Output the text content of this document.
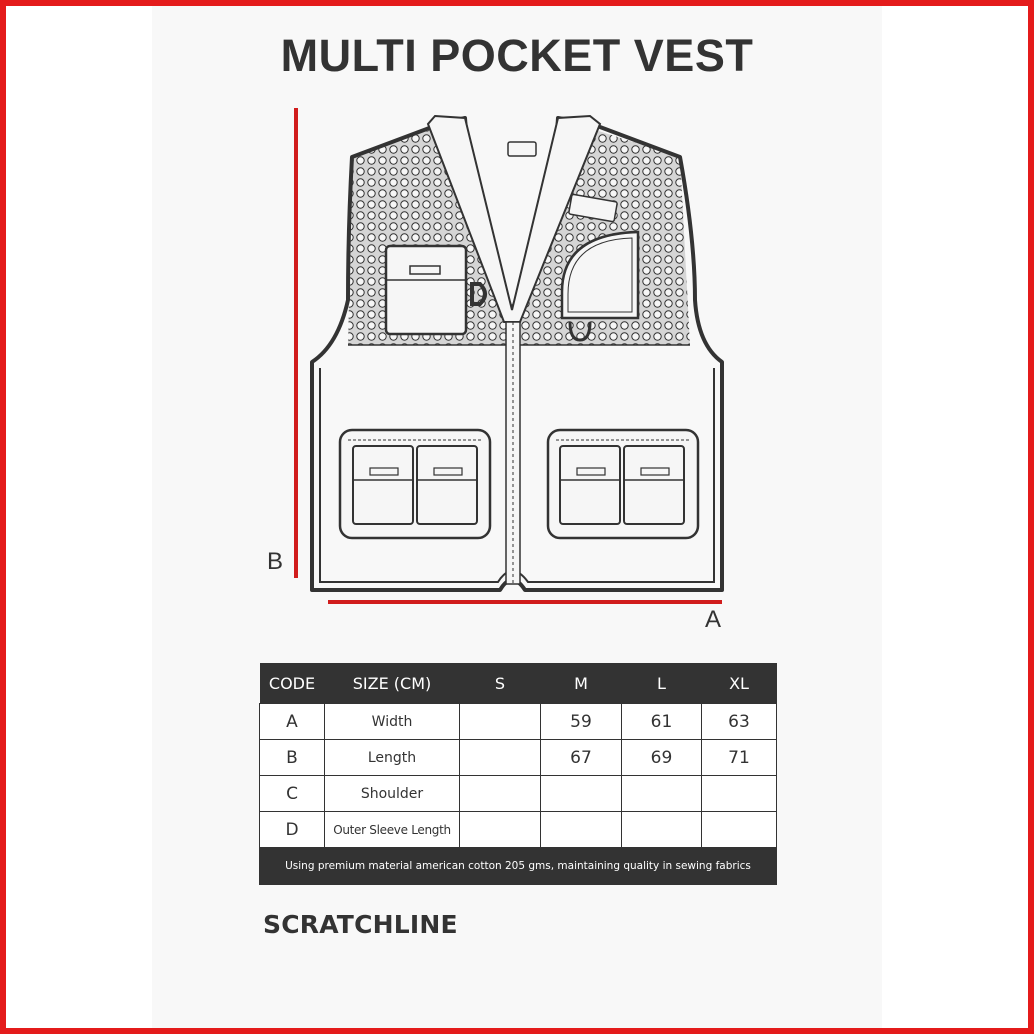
MULTI POCKET VEST
B
A
CODE	SIZE (CM)	S	M	L	XL
A	Width		59	61	63
B	Length		67	69	71
C	Shoulder				
D	Outer Sleeve Length				
Using premium material american cotton 205 gms, maintaining quality in sewing fabrics					
SCRATCHLINE
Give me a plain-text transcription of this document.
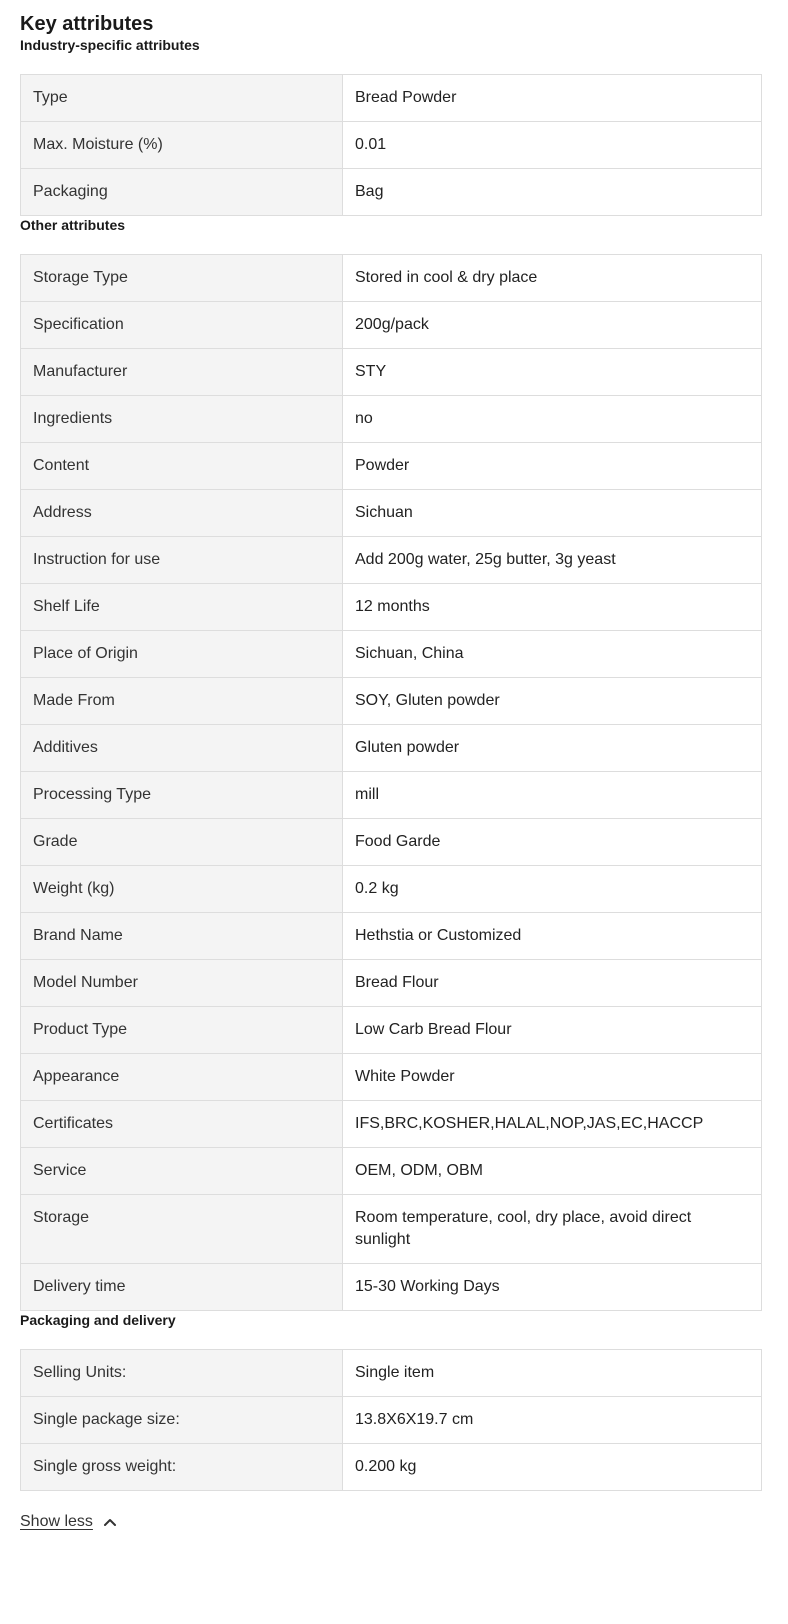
Key attributes
Industry-specific attributes
Type	Bread Powder
Max. Moisture (%)	0.01
Packaging	Bag
Other attributes
Storage Type	Stored in cool & dry place
Specification	200g/pack
Manufacturer	STY
Ingredients	no
Content	Powder
Address	Sichuan
Instruction for use	Add 200g water, 25g butter, 3g yeast
Shelf Life	12 months
Place of Origin	Sichuan, China
Made From	SOY, Gluten powder
Additives	Gluten powder
Processing Type	mill
Grade	Food Garde
Weight (kg)	0.2 kg
Brand Name	Hethstia or Customized
Model Number	Bread Flour
Product Type	Low Carb Bread Flour
Appearance	White Powder
Certificates	IFS,BRC,KOSHER,HALAL,NOP,JAS,EC,HACCP
Service	OEM, ODM, OBM
Storage	Room temperature, cool, dry place, avoid direct sunlight
Delivery time	15-30 Working Days
Packaging and delivery
Selling Units:	Single item
Single package size:	13.8X6X19.7 cm
Single gross weight:	0.200 kg
Show less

+ + + + + + +

**Work to do:** In the entries above, count each line holding "text" and report the total and nothing more.

**Solved exercise:** 2